Quote the records that follow in full, leaving the pictures out.
+-------+
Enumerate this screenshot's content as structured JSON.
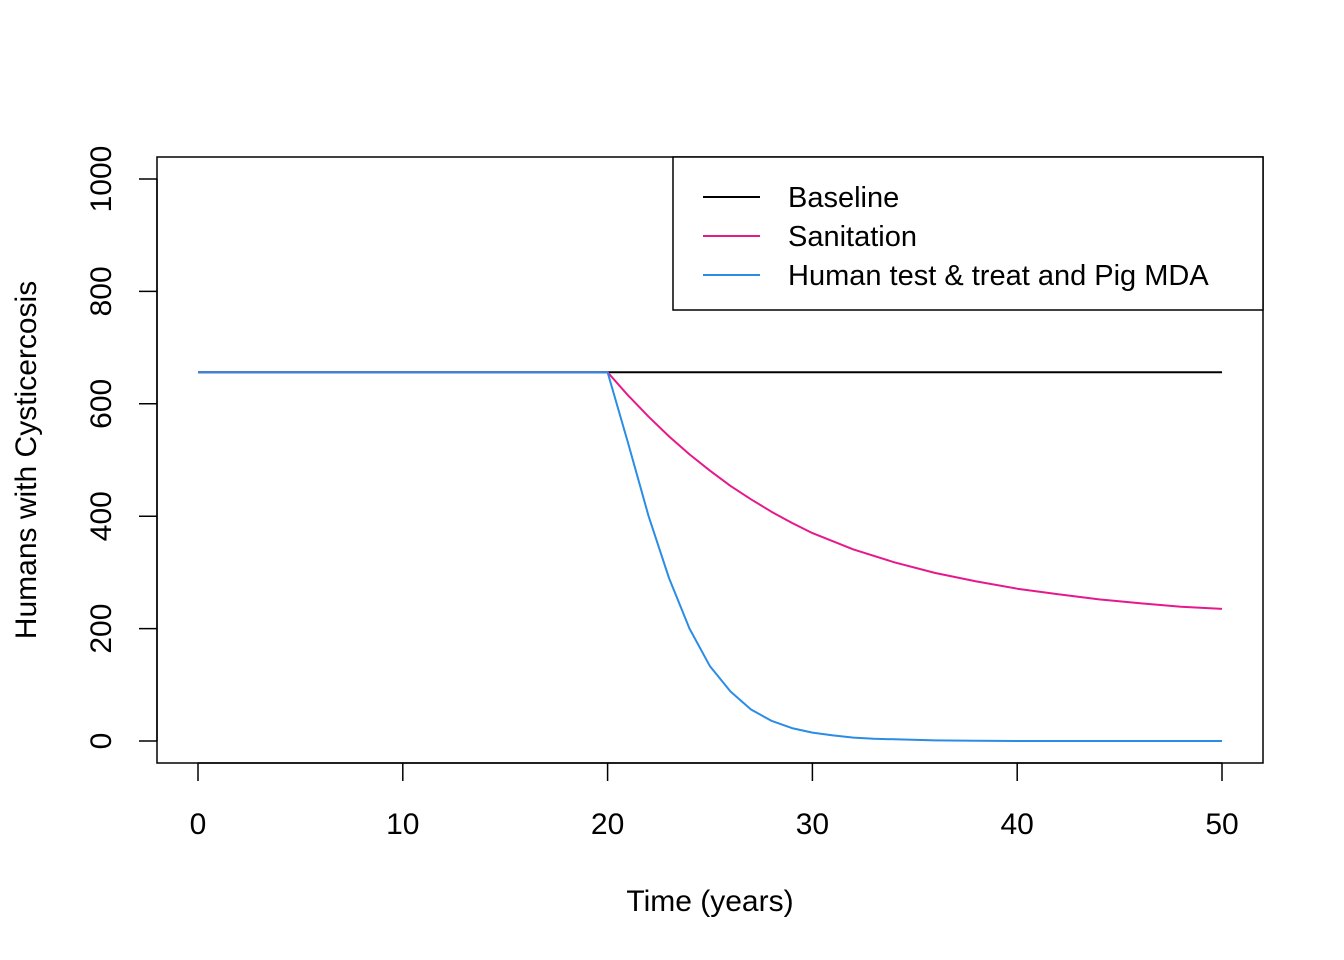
{
  "chart_data": {
    "type": "line",
    "title": "",
    "xlabel": "Time (years)",
    "ylabel": "Humans with Cysticercosis",
    "xlim": [
      0,
      50
    ],
    "ylim": [
      0,
      1000
    ],
    "xticks": [
      0,
      10,
      20,
      30,
      40,
      50
    ],
    "yticks": [
      0,
      200,
      400,
      600,
      800,
      1000
    ],
    "xtick_labels": [
      "0",
      "10",
      "20",
      "30",
      "40",
      "50"
    ],
    "ytick_labels": [
      "0",
      "200",
      "400",
      "600",
      "800",
      "1000"
    ],
    "grid": false,
    "legend_position": "top-right",
    "series": [
      {
        "name": "Baseline",
        "color": "#000000",
        "x": [
          0,
          20,
          50
        ],
        "y": [
          656,
          656,
          656
        ]
      },
      {
        "name": "Sanitation",
        "color": "#E6198C",
        "x": [
          0,
          20,
          21,
          22,
          23,
          24,
          25,
          26,
          27,
          28,
          29,
          30,
          32,
          34,
          36,
          38,
          40,
          42,
          44,
          46,
          48,
          50
        ],
        "y": [
          656,
          656,
          615,
          577,
          542,
          510,
          481,
          454,
          430,
          408,
          388,
          370,
          341,
          318,
          299,
          284,
          271,
          261,
          252,
          245,
          239,
          235
        ]
      },
      {
        "name": "Human test & treat and Pig MDA",
        "color": "#2B8CE6",
        "x": [
          0,
          20,
          21,
          22,
          23,
          24,
          25,
          26,
          27,
          28,
          29,
          30,
          31,
          32,
          33,
          34,
          36,
          38,
          40,
          45,
          50
        ],
        "y": [
          656,
          656,
          530,
          400,
          290,
          200,
          133,
          88,
          56,
          36,
          23,
          15,
          10,
          6,
          4,
          3,
          1,
          0.5,
          0,
          0,
          0
        ]
      }
    ]
  }
}
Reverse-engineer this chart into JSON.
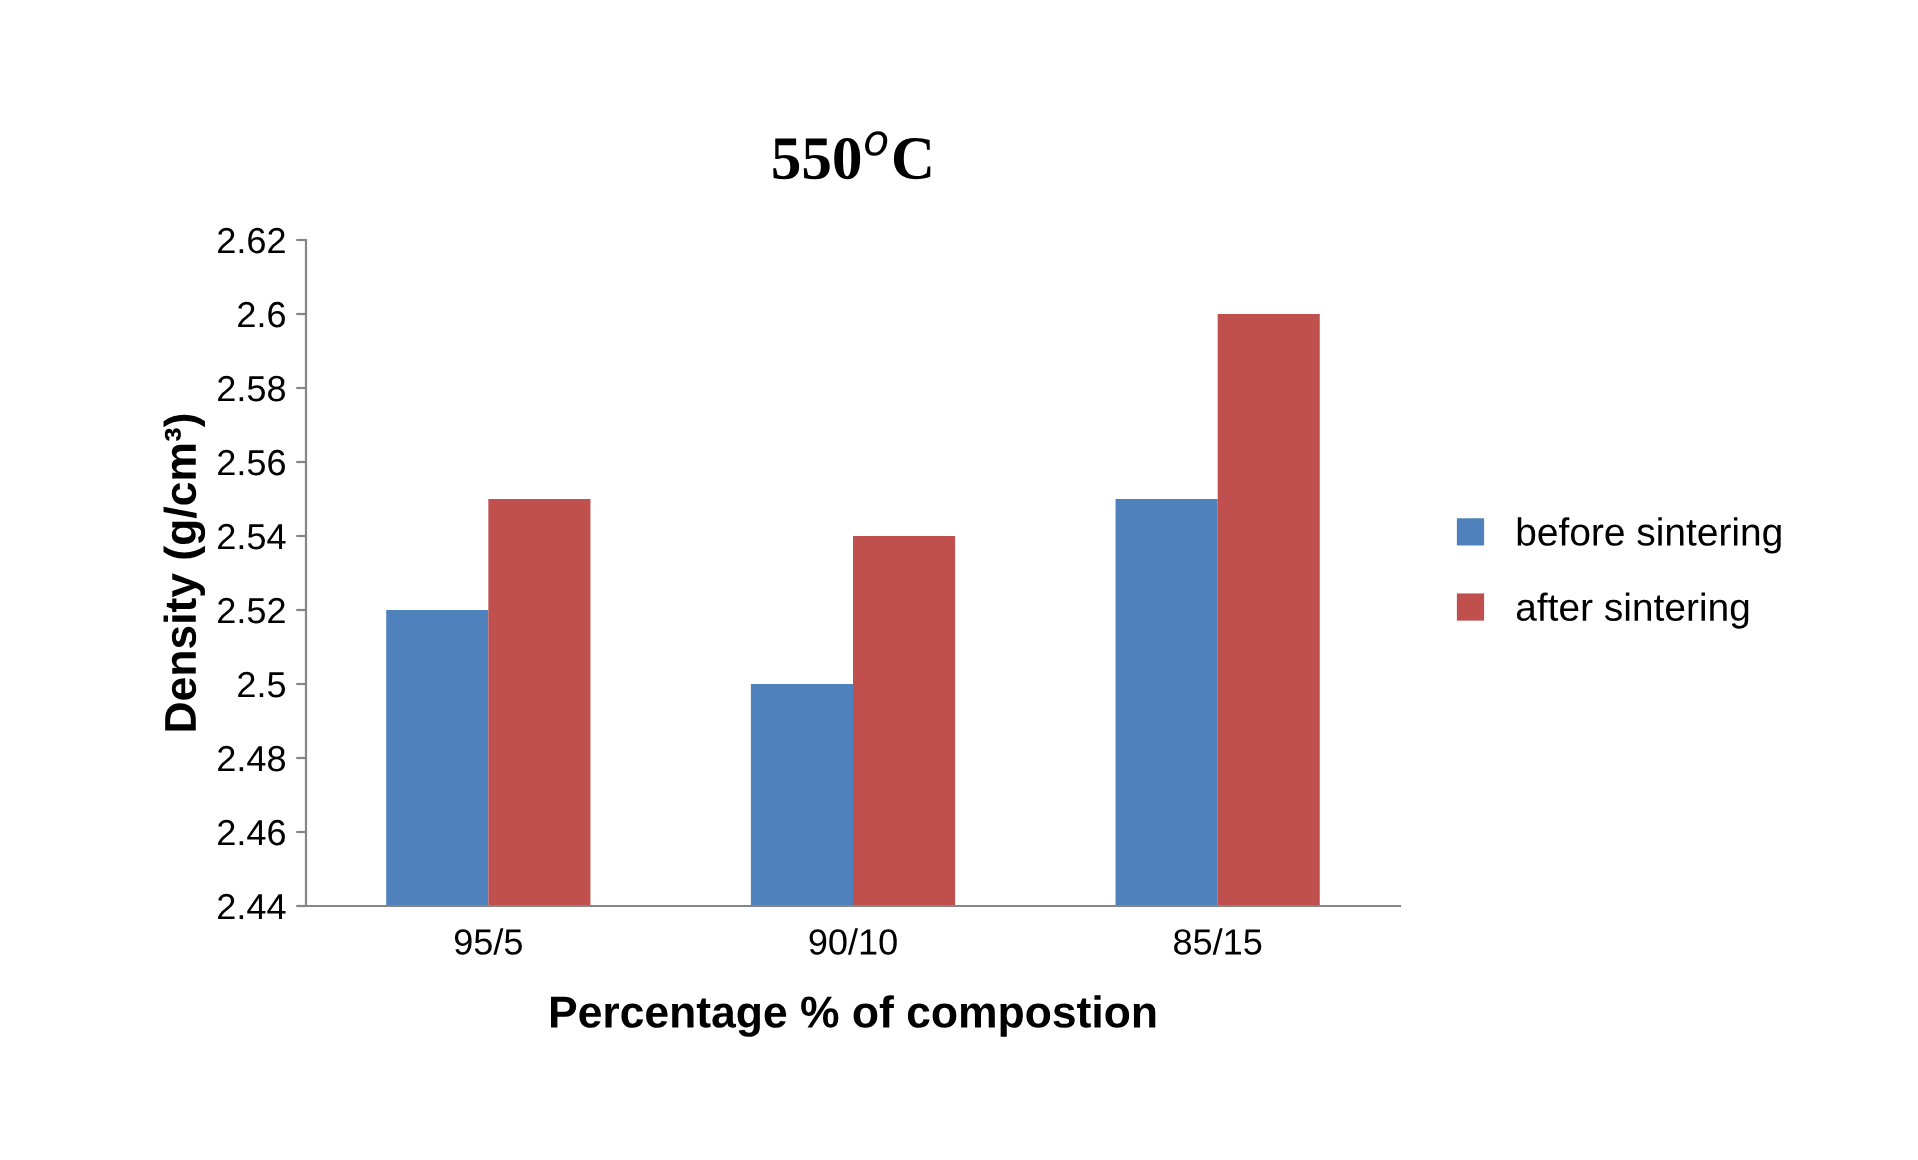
{
  "chart_data": {
    "type": "bar",
    "title": "550$^{o}$C",
    "xlabel": "Percentage % of compostion",
    "ylabel": "Density (g/cm³)",
    "categories": [
      "95/5",
      "90/10",
      "85/15"
    ],
    "series": [
      {
        "name": "before sintering",
        "color": "#4f81bd",
        "values": [
          2.52,
          2.5,
          2.55
        ]
      },
      {
        "name": "after sintering",
        "color": "#c0504d",
        "values": [
          2.55,
          2.54,
          2.6
        ]
      }
    ],
    "ylim": [
      2.44,
      2.62
    ],
    "yticks": [
      2.44,
      2.46,
      2.48,
      2.5,
      2.52,
      2.54,
      2.56,
      2.58,
      2.6,
      2.62
    ],
    "grid": false,
    "legend": "right"
  }
}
+-------+
Answer to this problem:
Enumerate this screenshot's content as structured JSON.
{
  "chart_data": {
    "type": "line",
    "title": "",
    "xlabel": "Time (years)",
    "ylabel": "Humans with Cysticercosis",
    "xlim": [
      0,
      50
    ],
    "ylim": [
      0,
      1000
    ],
    "xticks": [
      0,
      10,
      20,
      30,
      40,
      50
    ],
    "yticks": [
      0,
      200,
      400,
      600,
      800,
      1000
    ],
    "xtick_labels": [
      "0",
      "10",
      "20",
      "30",
      "40",
      "50"
    ],
    "ytick_labels": [
      "0",
      "200",
      "400",
      "600",
      "800",
      "1000"
    ],
    "grid": false,
    "legend_position": "top-right",
    "series": [
      {
        "name": "Baseline",
        "color": "#000000",
        "x": [
          0,
          20,
          50
        ],
        "y": [
          656,
          656,
          656
        ]
      },
      {
        "name": "Sanitation",
        "color": "#E6198C",
        "x": [
          0,
          20,
          21,
          22,
          23,
          24,
          25,
          26,
          27,
          28,
          29,
          30,
          32,
          34,
          36,
          38,
          40,
          42,
          44,
          46,
          48,
          50
        ],
        "y": [
          656,
          656,
          615,
          577,
          542,
          510,
          481,
          454,
          430,
          408,
          388,
          370,
          341,
          318,
          299,
          284,
          271,
          261,
          252,
          245,
          239,
          235
        ]
      },
      {
        "name": "Human test & treat and Pig MDA",
        "color": "#2B8CE6",
        "x": [
          0,
          20,
          21,
          22,
          23,
          24,
          25,
          26,
          27,
          28,
          29,
          30,
          31,
          32,
          33,
          34,
          36,
          38,
          40,
          45,
          50
        ],
        "y": [
          656,
          656,
          530,
          400,
          290,
          200,
          133,
          88,
          56,
          36,
          23,
          15,
          10,
          6,
          4,
          3,
          1,
          0.5,
          0,
          0,
          0
        ]
      }
    ]
  }
}
Reverse-engineer this chart into JSON.
{
  "chart_data": {
    "type": "bar",
    "title": "550$^{o}$C",
    "xlabel": "Percentage % of compostion",
    "ylabel": "Density (g/cm³)",
    "categories": [
      "95/5",
      "90/10",
      "85/15"
    ],
    "series": [
      {
        "name": "before sintering",
        "color": "#4f81bd",
        "values": [
          2.52,
          2.5,
          2.55
        ]
      },
      {
        "name": "after sintering",
        "color": "#c0504d",
        "values": [
          2.55,
          2.54,
          2.6
        ]
      }
    ],
    "ylim": [
      2.44,
      2.62
    ],
    "yticks": [
      2.44,
      2.46,
      2.48,
      2.5,
      2.52,
      2.54,
      2.56,
      2.58,
      2.6,
      2.62
    ],
    "grid": false,
    "legend": "right"
  }
}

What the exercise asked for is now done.